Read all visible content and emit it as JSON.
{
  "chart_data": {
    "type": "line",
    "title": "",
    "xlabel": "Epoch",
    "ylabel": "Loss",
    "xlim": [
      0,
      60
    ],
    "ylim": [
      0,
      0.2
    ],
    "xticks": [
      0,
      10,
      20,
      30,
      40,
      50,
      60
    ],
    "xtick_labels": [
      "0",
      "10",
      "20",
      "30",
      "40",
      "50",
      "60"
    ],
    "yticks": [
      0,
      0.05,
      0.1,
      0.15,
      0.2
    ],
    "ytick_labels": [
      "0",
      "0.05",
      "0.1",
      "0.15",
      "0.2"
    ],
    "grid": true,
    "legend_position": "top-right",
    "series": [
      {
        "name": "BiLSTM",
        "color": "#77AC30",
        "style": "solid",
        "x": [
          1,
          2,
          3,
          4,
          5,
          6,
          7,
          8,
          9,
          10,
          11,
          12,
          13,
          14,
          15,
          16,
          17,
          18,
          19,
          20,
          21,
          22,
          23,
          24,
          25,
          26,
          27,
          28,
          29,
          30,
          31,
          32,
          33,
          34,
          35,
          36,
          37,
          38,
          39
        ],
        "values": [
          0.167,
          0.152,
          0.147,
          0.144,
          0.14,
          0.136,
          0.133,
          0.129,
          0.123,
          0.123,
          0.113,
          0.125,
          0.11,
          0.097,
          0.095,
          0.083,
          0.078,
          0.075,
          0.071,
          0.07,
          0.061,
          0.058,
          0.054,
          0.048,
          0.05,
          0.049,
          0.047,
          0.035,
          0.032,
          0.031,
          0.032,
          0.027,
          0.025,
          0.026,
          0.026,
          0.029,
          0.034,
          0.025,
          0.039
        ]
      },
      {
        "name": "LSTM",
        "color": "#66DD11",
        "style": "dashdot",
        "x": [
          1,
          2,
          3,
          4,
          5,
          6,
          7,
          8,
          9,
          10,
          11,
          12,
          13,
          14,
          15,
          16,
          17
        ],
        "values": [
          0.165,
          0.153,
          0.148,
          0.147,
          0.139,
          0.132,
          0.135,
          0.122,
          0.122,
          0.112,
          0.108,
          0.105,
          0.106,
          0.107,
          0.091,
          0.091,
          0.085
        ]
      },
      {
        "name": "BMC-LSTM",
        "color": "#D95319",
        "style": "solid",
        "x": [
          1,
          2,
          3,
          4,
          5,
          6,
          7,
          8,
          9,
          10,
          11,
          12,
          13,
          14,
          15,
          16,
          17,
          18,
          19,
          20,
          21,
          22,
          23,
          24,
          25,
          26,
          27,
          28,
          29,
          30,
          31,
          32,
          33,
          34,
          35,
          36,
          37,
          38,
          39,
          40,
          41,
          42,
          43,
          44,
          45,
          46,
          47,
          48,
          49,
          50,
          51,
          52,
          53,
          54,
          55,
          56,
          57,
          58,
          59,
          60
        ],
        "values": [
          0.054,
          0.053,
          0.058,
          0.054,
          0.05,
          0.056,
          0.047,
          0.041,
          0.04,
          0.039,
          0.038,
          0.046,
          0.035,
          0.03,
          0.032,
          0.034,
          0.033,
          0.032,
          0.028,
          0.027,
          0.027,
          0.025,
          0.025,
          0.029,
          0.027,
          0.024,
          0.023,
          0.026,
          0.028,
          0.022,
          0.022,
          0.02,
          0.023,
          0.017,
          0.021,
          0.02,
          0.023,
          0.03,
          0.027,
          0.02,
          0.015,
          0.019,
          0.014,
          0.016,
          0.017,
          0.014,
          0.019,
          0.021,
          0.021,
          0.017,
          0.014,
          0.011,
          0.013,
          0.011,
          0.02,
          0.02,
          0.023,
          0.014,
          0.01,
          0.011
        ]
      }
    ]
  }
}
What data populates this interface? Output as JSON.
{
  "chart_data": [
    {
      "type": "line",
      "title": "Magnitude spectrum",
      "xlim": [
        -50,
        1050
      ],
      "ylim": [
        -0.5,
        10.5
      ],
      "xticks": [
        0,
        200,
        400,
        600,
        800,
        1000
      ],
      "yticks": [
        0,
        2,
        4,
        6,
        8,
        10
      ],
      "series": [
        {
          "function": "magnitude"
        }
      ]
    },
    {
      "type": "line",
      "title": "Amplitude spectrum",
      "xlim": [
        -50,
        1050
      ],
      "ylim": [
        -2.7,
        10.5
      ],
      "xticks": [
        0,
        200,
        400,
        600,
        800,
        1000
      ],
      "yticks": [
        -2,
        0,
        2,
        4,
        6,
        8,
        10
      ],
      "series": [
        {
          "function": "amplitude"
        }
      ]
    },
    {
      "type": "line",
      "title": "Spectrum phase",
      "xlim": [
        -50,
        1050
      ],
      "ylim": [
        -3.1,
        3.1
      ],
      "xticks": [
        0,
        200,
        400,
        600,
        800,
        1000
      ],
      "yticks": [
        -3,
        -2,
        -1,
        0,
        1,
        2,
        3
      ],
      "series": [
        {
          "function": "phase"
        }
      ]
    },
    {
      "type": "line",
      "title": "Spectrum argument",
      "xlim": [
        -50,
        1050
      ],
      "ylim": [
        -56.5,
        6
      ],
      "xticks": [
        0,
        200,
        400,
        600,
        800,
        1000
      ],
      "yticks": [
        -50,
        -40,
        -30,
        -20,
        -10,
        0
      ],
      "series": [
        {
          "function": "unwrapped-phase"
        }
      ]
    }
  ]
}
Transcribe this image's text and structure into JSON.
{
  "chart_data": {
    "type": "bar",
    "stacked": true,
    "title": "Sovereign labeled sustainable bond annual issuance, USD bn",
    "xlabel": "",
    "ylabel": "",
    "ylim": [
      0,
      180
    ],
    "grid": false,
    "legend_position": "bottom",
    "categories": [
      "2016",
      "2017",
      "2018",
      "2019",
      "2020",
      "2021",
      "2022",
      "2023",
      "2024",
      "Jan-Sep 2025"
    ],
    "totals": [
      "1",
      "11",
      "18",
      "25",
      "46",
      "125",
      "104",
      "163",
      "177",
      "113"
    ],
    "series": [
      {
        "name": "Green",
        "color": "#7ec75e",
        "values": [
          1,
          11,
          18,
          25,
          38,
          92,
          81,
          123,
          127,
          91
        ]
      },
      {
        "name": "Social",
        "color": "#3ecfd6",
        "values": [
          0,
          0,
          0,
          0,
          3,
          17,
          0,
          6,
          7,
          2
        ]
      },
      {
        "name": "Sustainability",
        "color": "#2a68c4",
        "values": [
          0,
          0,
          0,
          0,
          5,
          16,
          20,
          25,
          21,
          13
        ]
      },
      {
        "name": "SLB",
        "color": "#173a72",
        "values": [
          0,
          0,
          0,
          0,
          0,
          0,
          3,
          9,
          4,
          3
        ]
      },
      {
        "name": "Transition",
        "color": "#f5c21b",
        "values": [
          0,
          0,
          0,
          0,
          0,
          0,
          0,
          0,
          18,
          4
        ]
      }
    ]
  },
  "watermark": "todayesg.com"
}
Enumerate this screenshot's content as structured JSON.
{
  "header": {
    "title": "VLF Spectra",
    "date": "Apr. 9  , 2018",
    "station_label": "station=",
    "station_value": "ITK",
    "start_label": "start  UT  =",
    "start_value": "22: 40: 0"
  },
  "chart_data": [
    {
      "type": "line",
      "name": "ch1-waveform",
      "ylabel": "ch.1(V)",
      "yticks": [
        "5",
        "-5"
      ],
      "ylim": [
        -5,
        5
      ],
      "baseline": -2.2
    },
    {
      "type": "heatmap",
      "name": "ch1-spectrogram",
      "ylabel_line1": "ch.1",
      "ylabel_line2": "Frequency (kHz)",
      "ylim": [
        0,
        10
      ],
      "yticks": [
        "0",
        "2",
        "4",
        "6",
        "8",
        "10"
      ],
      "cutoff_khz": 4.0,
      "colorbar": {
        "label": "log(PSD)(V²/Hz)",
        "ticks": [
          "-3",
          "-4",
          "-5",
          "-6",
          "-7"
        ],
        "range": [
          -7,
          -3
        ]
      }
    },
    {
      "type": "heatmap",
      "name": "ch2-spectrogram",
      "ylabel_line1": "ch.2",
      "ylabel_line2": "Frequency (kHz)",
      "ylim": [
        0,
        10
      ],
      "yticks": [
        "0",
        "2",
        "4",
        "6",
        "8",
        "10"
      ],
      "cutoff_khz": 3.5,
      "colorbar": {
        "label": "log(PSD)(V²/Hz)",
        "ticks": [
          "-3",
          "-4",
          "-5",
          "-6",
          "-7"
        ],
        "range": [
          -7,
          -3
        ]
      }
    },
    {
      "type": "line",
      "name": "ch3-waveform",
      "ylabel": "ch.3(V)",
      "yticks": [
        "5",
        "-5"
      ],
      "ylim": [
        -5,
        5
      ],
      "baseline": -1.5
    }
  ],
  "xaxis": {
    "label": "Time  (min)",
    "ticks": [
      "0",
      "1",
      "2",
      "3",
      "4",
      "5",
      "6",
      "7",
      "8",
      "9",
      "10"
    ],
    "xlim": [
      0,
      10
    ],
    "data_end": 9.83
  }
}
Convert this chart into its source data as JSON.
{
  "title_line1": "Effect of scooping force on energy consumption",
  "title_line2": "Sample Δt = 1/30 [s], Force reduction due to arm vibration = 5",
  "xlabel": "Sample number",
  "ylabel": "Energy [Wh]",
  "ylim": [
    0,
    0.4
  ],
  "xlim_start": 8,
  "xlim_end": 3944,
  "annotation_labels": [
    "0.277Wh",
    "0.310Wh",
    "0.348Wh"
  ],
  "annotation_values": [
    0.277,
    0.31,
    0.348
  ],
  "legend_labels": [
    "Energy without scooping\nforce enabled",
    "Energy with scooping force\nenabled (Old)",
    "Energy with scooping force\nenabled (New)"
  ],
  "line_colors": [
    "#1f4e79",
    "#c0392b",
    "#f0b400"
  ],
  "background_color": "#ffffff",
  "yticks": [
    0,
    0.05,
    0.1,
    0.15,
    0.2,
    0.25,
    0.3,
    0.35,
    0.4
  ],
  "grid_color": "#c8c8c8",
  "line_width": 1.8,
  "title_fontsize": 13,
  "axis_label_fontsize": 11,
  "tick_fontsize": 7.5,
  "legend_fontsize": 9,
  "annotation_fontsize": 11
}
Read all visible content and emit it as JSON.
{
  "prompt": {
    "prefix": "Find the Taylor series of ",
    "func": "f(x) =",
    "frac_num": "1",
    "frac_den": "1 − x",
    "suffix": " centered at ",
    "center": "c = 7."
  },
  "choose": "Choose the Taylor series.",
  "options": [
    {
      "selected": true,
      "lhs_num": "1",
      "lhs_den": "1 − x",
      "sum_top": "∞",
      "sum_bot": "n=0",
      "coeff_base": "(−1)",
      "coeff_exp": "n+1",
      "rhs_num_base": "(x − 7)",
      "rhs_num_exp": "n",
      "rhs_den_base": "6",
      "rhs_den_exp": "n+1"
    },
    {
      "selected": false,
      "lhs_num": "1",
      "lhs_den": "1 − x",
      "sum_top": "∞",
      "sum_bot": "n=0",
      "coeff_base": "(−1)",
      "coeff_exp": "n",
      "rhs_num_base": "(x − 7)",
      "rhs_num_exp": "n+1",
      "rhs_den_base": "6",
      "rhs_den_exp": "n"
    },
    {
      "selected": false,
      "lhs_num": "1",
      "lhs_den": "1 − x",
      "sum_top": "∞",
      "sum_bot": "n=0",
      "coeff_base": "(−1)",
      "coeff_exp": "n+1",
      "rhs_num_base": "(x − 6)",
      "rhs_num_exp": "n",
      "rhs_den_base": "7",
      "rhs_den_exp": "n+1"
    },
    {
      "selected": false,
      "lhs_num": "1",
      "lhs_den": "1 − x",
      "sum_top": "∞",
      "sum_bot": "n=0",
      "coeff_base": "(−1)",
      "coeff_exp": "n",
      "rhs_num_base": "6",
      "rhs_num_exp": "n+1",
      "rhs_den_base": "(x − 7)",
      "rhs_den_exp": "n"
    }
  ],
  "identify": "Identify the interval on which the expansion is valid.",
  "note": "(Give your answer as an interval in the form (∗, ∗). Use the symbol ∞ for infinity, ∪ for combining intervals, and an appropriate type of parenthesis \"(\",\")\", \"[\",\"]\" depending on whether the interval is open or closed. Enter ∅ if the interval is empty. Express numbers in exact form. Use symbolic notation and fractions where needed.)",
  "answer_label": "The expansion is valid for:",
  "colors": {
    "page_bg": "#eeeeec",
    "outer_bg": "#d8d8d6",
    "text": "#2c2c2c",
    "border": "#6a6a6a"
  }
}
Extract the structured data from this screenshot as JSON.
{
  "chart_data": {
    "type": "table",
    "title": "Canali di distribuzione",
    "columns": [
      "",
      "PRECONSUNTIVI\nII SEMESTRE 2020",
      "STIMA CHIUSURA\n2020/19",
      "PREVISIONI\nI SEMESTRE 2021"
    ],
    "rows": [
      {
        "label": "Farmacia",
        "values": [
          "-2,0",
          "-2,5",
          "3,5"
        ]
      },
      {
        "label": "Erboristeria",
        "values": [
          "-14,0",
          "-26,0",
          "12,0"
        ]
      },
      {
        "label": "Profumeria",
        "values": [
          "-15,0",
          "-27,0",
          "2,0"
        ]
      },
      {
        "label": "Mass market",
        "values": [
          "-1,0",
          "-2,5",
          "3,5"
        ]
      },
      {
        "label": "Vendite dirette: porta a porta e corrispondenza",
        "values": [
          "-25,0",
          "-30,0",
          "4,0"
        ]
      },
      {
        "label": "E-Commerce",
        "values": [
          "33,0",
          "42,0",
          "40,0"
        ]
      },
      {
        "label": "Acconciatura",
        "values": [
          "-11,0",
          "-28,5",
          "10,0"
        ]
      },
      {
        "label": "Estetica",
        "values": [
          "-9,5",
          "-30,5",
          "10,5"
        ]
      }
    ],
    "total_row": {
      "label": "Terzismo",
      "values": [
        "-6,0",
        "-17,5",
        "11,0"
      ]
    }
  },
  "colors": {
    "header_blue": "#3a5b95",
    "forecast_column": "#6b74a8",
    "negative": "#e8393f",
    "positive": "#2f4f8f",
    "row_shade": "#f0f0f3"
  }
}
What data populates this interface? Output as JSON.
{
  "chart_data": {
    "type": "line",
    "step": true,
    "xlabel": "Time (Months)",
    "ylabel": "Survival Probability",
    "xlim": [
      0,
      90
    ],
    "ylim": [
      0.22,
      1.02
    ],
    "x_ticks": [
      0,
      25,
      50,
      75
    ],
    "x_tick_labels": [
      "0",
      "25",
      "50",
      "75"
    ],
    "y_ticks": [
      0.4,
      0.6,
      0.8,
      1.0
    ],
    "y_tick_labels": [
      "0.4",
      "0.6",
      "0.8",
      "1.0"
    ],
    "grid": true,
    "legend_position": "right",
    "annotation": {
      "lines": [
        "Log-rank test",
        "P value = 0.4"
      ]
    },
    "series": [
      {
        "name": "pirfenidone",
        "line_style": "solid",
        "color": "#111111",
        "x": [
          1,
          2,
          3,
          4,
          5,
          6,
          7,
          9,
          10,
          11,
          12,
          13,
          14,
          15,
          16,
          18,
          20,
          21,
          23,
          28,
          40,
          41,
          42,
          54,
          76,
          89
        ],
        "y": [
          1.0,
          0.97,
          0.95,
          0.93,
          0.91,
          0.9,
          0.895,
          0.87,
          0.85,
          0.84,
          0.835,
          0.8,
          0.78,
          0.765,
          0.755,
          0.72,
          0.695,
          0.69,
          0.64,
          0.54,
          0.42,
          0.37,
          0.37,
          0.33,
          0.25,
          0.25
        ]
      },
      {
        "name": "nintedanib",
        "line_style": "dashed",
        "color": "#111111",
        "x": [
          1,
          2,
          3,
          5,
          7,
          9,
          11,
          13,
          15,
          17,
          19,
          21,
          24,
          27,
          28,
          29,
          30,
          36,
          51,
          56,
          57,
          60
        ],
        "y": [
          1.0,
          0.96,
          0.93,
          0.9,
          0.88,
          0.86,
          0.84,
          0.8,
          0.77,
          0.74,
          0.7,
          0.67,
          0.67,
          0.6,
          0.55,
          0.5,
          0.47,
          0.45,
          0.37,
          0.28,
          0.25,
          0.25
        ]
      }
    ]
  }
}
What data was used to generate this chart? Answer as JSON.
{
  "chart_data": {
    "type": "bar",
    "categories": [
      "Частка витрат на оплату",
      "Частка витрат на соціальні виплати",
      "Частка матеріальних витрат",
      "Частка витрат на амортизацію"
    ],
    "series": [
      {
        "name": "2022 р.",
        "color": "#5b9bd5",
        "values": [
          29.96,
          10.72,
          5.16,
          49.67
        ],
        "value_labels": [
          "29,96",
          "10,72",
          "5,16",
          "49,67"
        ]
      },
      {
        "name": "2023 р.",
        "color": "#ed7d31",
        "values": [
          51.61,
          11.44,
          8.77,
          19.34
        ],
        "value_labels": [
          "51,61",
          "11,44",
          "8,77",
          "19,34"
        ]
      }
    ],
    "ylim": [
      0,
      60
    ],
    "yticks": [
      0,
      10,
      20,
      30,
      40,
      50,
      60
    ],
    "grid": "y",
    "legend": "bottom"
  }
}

· · · · · · ·

§ Exercise: Across the records above, count the lines holding "SEMESTRE" and reply with that number alone.

§ Answer: 2